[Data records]
----------
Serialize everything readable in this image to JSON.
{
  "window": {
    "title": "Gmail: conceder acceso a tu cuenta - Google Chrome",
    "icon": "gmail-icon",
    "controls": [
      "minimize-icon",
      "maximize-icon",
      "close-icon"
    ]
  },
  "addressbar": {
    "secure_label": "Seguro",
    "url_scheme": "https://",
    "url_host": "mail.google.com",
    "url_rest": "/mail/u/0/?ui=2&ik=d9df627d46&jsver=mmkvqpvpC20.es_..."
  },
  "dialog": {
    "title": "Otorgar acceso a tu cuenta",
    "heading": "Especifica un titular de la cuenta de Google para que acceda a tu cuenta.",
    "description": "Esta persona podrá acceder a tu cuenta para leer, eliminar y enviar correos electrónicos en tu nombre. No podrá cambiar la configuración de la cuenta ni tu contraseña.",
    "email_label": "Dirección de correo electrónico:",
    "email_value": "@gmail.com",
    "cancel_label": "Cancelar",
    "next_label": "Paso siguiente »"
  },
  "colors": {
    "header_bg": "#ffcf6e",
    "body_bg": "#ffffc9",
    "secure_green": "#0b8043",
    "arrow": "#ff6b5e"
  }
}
----------
* [STATED EXERCISE]:
Return all the data exactly as given.

* [WORKED SOLUTION]:
Serialize everything readable in this image to JSON.
{
  "window": {
    "title": "Gmail: conceder acceso a tu cuenta - Google Chrome",
    "icon": "gmail-icon",
    "controls": [
      "minimize-icon",
      "maximize-icon",
      "close-icon"
    ]
  },
  "addressbar": {
    "secure_label": "Seguro",
    "url_scheme": "https://",
    "url_host": "mail.google.com",
    "url_rest": "/mail/u/0/?ui=2&ik=d9df627d46&jsver=mmkvqpvpC20.es_..."
  },
  "dialog": {
    "title": "Otorgar acceso a tu cuenta",
    "heading": "Especifica un titular de la cuenta de Google para que acceda a tu cuenta.",
    "description": "Esta persona podrá acceder a tu cuenta para leer, eliminar y enviar correos electrónicos en tu nombre. No podrá cambiar la configuración de la cuenta ni tu contraseña.",
    "email_label": "Dirección de correo electrónico:",
    "email_value": "@gmail.com",
    "cancel_label": "Cancelar",
    "next_label": "Paso siguiente »"
  },
  "colors": {
    "header_bg": "#ffcf6e",
    "body_bg": "#ffffc9",
    "secure_green": "#0b8043",
    "arrow": "#ff6b5e"
  }
}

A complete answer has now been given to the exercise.